==== Excerpted data
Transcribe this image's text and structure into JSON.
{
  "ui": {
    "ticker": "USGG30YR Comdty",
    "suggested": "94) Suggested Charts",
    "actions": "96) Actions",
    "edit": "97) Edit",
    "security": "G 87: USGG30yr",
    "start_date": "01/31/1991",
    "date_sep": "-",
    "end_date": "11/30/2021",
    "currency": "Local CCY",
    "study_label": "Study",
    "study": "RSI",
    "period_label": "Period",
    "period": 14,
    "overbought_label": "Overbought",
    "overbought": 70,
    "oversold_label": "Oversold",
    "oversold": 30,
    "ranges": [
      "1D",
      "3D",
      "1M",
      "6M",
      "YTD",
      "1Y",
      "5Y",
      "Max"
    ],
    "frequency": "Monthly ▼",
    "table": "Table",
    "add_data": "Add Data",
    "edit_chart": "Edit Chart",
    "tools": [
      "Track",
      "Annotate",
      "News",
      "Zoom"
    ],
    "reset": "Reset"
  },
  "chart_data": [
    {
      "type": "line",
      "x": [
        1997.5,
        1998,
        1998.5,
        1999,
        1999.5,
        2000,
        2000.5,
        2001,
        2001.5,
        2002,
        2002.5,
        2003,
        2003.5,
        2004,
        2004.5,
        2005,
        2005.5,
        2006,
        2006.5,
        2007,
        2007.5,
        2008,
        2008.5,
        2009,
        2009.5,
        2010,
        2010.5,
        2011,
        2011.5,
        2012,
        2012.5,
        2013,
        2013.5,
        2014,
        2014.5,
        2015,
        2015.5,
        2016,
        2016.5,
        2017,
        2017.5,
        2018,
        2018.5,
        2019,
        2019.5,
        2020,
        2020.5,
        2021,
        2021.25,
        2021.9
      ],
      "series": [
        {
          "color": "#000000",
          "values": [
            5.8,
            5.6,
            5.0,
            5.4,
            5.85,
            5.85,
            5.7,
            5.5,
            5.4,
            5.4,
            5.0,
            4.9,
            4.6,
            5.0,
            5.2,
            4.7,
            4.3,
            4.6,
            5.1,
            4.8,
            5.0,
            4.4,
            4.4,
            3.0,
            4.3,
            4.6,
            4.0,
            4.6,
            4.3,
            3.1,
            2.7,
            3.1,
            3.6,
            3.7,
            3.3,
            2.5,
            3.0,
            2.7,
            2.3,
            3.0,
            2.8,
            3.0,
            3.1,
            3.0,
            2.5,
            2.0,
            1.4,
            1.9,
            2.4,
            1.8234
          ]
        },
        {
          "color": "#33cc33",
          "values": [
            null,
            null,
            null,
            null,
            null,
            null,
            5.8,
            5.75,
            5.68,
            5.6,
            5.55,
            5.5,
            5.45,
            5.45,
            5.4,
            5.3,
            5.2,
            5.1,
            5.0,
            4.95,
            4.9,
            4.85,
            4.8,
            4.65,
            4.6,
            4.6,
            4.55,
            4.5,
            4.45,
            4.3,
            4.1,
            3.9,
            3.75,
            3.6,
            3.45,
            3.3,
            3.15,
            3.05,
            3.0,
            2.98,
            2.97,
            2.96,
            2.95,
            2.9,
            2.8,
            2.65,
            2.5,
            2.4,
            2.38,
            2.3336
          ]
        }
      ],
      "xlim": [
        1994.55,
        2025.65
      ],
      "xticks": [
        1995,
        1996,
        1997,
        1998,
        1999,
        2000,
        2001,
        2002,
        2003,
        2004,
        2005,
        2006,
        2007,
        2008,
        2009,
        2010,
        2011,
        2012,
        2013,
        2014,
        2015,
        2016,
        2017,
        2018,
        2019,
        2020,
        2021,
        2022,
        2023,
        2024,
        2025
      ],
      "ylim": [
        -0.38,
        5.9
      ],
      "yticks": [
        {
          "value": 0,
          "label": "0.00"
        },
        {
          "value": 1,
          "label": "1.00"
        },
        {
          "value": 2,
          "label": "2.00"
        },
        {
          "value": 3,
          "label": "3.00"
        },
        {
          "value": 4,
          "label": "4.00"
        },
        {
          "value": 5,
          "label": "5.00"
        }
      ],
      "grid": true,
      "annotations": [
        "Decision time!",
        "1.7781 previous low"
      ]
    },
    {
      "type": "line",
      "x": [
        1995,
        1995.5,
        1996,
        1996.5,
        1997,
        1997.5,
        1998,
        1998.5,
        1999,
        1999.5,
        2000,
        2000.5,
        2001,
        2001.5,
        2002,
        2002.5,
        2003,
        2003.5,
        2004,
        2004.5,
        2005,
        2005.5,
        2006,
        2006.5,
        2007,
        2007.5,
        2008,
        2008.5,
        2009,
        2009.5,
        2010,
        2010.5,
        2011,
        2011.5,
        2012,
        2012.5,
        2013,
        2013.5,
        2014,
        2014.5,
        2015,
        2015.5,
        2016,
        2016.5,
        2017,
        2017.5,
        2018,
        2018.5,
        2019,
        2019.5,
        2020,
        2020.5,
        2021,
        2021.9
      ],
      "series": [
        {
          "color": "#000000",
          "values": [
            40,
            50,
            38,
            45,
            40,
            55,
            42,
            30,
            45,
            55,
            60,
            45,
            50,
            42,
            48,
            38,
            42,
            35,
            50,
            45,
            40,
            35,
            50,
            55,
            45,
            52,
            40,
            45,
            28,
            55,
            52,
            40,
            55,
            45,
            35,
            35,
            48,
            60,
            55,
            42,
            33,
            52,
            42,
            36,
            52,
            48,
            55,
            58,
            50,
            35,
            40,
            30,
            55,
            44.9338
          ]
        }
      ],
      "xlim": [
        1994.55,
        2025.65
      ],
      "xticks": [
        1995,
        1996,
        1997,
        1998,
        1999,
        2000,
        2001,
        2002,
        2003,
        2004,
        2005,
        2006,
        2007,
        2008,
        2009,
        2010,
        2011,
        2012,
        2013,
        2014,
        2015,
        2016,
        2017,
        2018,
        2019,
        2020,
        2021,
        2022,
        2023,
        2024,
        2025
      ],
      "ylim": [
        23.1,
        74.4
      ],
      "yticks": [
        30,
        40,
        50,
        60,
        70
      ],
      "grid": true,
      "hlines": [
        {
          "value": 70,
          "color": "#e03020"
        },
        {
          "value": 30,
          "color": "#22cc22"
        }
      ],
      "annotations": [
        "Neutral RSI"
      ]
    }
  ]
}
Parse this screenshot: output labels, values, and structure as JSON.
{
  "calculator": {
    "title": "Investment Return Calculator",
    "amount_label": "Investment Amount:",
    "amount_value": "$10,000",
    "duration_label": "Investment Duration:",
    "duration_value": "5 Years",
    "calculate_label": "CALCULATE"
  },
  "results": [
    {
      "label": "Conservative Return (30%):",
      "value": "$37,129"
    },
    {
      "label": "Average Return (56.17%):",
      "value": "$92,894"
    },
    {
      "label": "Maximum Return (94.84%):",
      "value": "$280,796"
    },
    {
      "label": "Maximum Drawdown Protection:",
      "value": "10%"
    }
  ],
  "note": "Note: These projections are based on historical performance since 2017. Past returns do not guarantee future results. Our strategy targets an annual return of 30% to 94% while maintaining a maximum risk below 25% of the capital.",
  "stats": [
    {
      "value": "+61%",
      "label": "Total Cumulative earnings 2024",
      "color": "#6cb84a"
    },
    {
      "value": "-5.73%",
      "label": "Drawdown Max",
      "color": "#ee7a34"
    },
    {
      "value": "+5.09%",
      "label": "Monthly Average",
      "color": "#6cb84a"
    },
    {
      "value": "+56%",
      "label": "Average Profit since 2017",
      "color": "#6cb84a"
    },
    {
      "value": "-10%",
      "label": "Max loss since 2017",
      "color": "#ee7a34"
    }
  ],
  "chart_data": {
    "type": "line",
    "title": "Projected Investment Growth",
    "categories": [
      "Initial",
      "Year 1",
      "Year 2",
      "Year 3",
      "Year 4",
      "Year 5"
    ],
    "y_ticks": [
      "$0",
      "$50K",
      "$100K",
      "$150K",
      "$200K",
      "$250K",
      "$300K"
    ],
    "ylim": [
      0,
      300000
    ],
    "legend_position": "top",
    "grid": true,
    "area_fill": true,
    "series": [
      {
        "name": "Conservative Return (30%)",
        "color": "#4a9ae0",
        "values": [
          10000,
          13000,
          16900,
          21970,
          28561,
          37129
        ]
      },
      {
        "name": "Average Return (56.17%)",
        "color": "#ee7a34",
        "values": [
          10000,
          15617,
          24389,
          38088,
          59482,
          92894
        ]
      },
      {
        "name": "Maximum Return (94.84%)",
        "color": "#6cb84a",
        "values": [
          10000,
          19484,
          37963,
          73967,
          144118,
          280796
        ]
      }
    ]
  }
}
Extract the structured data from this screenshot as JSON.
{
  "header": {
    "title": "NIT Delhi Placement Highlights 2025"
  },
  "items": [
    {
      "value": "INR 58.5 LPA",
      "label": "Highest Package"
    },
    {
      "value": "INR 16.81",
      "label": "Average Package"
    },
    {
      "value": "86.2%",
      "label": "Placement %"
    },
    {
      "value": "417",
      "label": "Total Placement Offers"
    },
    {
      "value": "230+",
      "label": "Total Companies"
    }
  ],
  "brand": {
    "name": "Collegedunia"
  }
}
========
▸ **Your objective**: Count the lines that include the word "name" and state the result as a bare number.

▸ **Result**: 4